STATED GOAL:
From the records below, print word for word the part that opens with the line containing "tab-title: 2_Skill_Demand.ipynb: [54, 5, 144, 15]" and closes with the line containing "code-cell: # Importing", both lines included.

DATA SUPPLIED:
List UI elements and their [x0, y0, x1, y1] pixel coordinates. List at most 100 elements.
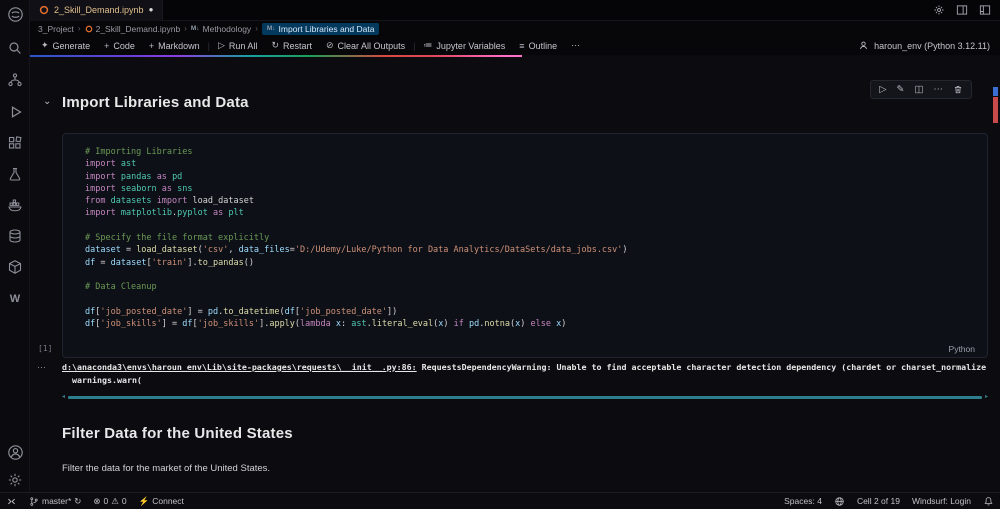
tab-title: 2_Skill_Demand.ipynb: [54, 5, 144, 15]
remote-indicator[interactable]: [0, 493, 23, 509]
cell-position-item[interactable]: Cell 2 of 19: [851, 493, 906, 509]
windsurf-w-icon[interactable]: W: [3, 286, 27, 310]
restart-icon: ↻: [271, 40, 279, 50]
add-markdown-button[interactable]: + Markdown: [142, 36, 207, 55]
plus-icon: +: [148, 40, 155, 51]
breadcrumb-project[interactable]: 3_Project: [38, 24, 74, 34]
language-globe-item[interactable]: [828, 493, 851, 509]
code-cell: # Importing Libraries import ast import pa…: [62, 133, 988, 358]
git-branch-item[interactable]: master* ↻: [23, 493, 87, 509]
globe-icon: [835, 496, 844, 506]
output-line-2: warnings.warn(: [72, 374, 142, 385]
database-icon[interactable]: [3, 224, 27, 248]
code-line[interactable]: import ast: [85, 159, 977, 171]
code-line[interactable]: df['job_posted_date'] = pd.to_datetime(d…: [85, 307, 977, 319]
code-line[interactable]: dataset = load_dataset('csv', data_files…: [85, 245, 977, 257]
run-all-button[interactable]: ▷ Run All: [211, 36, 264, 55]
run-all-icon: ▷: [217, 40, 225, 50]
split-cell-icon[interactable]: ◫: [915, 85, 924, 95]
cell-more-icon[interactable]: ⋯: [934, 85, 944, 95]
status-bar: master* ↻ ⊗ 0 ⚠ 0 ⚡ Connect Spaces: 4 Ce…: [0, 492, 1000, 509]
lightning-icon: ⚡: [138, 495, 150, 506]
cell-output: d:\anaconda3\envs\haroun_env\Lib\site-pa…: [62, 361, 992, 389]
code-line[interactable]: from datasets import load_dataset: [85, 196, 977, 208]
output-warning-text: RequestsDependencyWarning: Unable to fin…: [416, 362, 987, 372]
app-logo-icon[interactable]: [3, 2, 27, 26]
tab-bar: 2_Skill_Demand.ipynb ●: [30, 0, 1000, 21]
scroll-right-icon[interactable]: ▸: [985, 394, 988, 400]
search-icon[interactable]: [3, 36, 27, 60]
output-collapse-icon[interactable]: ⋯: [37, 362, 46, 373]
kernel-picker[interactable]: haroun_env (Python 3.12.11): [858, 40, 1000, 51]
code-line[interactable]: df['job_skills'] = df['job_skills'].appl…: [85, 319, 977, 331]
delete-cell-icon[interactable]: [953, 84, 963, 95]
split-editor-icon[interactable]: [956, 4, 968, 16]
run-debug-icon[interactable]: [3, 100, 27, 124]
notebook-toolbar: ✦ Generate + Code + Markdown | ▷ Run All…: [30, 36, 1000, 55]
output-file-link[interactable]: d:\anaconda3\envs\haroun_env\Lib\site-pa…: [62, 362, 417, 372]
generate-button[interactable]: ✦ Generate: [34, 36, 97, 55]
output-horizontal-scrollbar[interactable]: ◂ ▸: [62, 394, 988, 400]
remote-indicator-icon: [8, 498, 15, 504]
code-line[interactable]: import matplotlib.pyplot as plt: [85, 208, 977, 220]
scrollbar-thumb[interactable]: [68, 396, 982, 399]
cell-language-picker[interactable]: Python: [949, 344, 975, 354]
rainbow-progress-line: [30, 55, 522, 57]
breadcrumb-import-section[interactable]: M↓ Import Libraries and Data: [261, 22, 380, 35]
restart-button[interactable]: ↻ Restart: [264, 36, 319, 55]
toggle-panel-gear-icon[interactable]: [933, 4, 945, 16]
next-markdown-paragraph: Filter the data for the market of the Un…: [62, 463, 271, 474]
markdown-icon: M↓: [190, 25, 200, 32]
edit-cell-icon[interactable]: ✎: [897, 85, 905, 95]
clear-all-outputs-button[interactable]: ⊘ Clear All Outputs: [319, 36, 412, 55]
tab-2-skill-demand[interactable]: 2_Skill_Demand.ipynb ●: [30, 0, 164, 21]
docker-icon[interactable]: [3, 193, 27, 217]
breadcrumb-separator: ›: [77, 24, 81, 33]
titlebar-actions: [933, 4, 1000, 16]
code-line[interactable]: # Importing Libraries: [85, 147, 977, 159]
sparkle-icon: ✦: [41, 40, 49, 50]
errors-icon: ⊗: [93, 495, 101, 506]
activity-bar: W: [0, 0, 30, 492]
breadcrumb-methodology[interactable]: M↓ Methodology: [191, 24, 251, 34]
person-icon: [860, 41, 868, 50]
code-line[interactable]: # Specify the file format explicitly: [85, 233, 977, 245]
code-line[interactable]: [85, 270, 977, 282]
settings-gear-icon[interactable]: [3, 468, 27, 492]
customize-layout-icon[interactable]: [979, 4, 991, 16]
indentation-item[interactable]: Spaces: 4: [778, 493, 828, 509]
problems-item[interactable]: ⊗ 0 ⚠ 0: [87, 493, 132, 509]
notifications-bell-item[interactable]: [977, 493, 1000, 509]
code-line[interactable]: # Data Cleanup: [85, 282, 977, 294]
bell-icon: [984, 496, 993, 505]
outline-button[interactable]: ≡ Outline: [512, 36, 564, 55]
more-icon: ⋯: [571, 40, 581, 50]
code-line[interactable]: [85, 221, 977, 233]
package-icon[interactable]: [3, 255, 27, 279]
code-line[interactable]: df = dataset['train'].to_pandas(): [85, 258, 977, 270]
notebook-editor: ⌄ Import Libraries and Data ▷ ✎ ◫ ⋯ # Im…: [30, 57, 1000, 492]
extensions-icon[interactable]: [3, 131, 27, 155]
windsurf-login-item[interactable]: Windsurf: Login: [906, 493, 977, 509]
code-line[interactable]: [85, 295, 977, 307]
source-control-graph-icon[interactable]: [3, 68, 27, 92]
code-line[interactable]: import pandas as pd: [85, 172, 977, 184]
notebook-file-icon: [39, 5, 49, 15]
overview-ruler-mark-blue: [993, 87, 998, 96]
connect-item[interactable]: ⚡ Connect: [133, 493, 190, 509]
jupyter-variables-button[interactable]: ≔ Jupyter Variables: [416, 36, 512, 55]
testing-beaker-icon[interactable]: [3, 162, 27, 186]
variables-icon: ≔: [423, 40, 433, 50]
warnings-icon: ⚠: [111, 495, 119, 506]
breadcrumb-file[interactable]: 2_Skill_Demand.ipynb: [85, 24, 180, 34]
code-line[interactable]: import seaborn as sns: [85, 184, 977, 196]
collapse-chevron-icon[interactable]: ⌄: [43, 96, 51, 107]
account-icon[interactable]: [3, 440, 27, 464]
scroll-left-icon[interactable]: ◂: [62, 394, 65, 400]
run-cell-icon[interactable]: ▷: [879, 85, 886, 95]
code-lines[interactable]: # Importing Libraries import ast import pa…: [63, 134, 987, 331]
toolbar-more-button[interactable]: ⋯: [564, 36, 587, 55]
output-line-1: d:\anaconda3\envs\haroun_env\Lib\site-pa…: [62, 361, 992, 374]
unsaved-dot-icon[interactable]: ●: [149, 6, 154, 14]
add-code-button[interactable]: + Code: [97, 36, 142, 55]
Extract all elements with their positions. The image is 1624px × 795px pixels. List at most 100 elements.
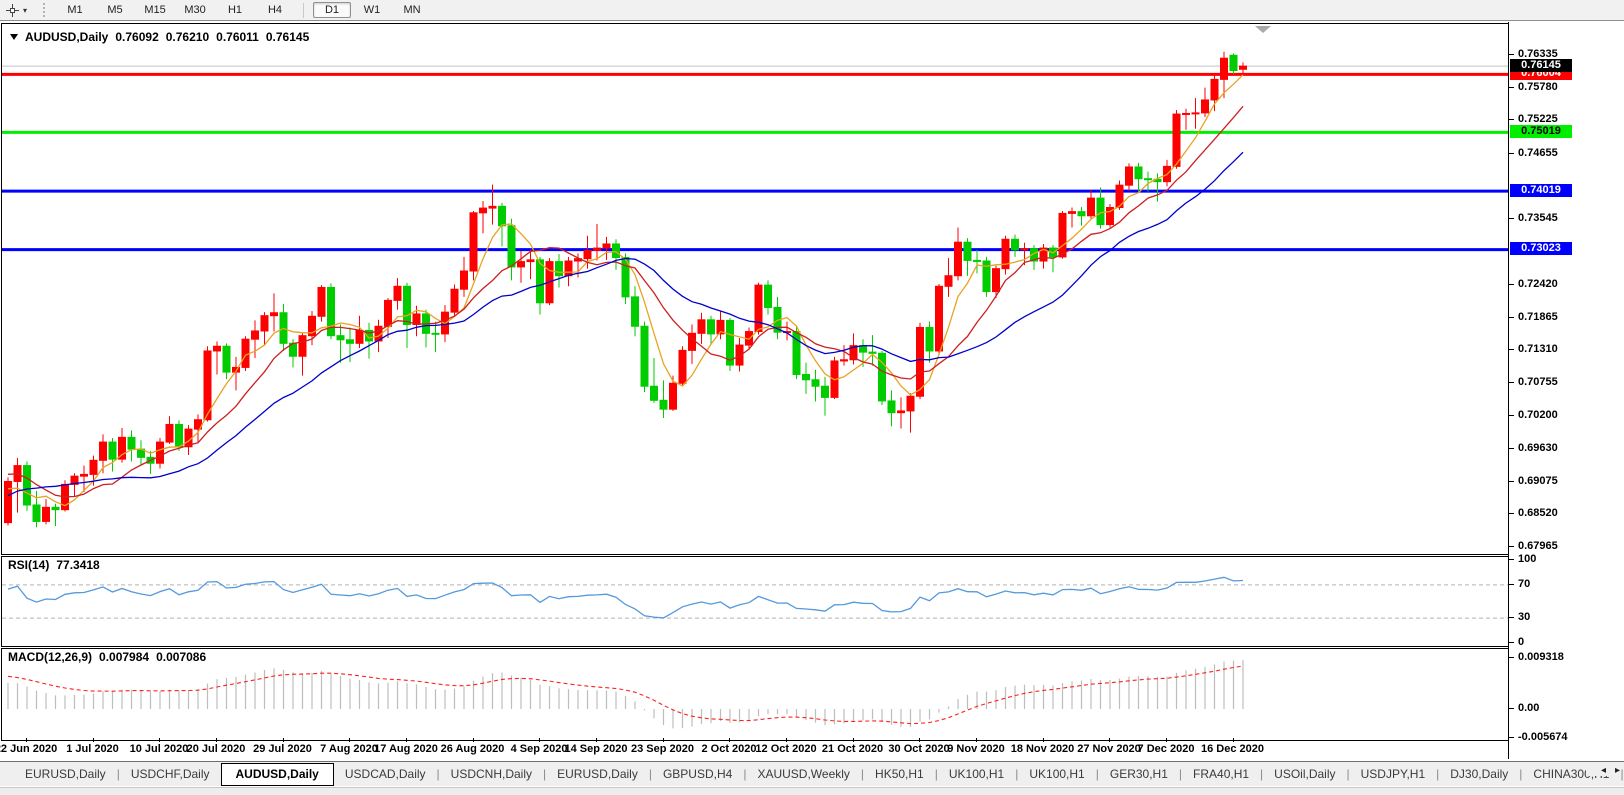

TASK SOLUTION:
tab-title: 2_Skill_Demand.ipynb: [54, 5, 144, 15]
remote-indicator[interactable]: [0, 493, 23, 509]
cell-position-item[interactable]: Cell 2 of 19: [851, 493, 906, 509]
windsurf-w-icon[interactable]: W: [3, 286, 27, 310]
restart-icon: ↻: [271, 40, 279, 50]
add-markdown-button[interactable]: + Markdown: [142, 36, 207, 55]
plus-icon: +: [148, 40, 155, 51]
breadcrumb-project[interactable]: 3_Project: [38, 24, 74, 34]
language-globe-item[interactable]: [828, 493, 851, 509]
code-cell: # Importing Libraries import ast import pa…: [62, 133, 988, 358]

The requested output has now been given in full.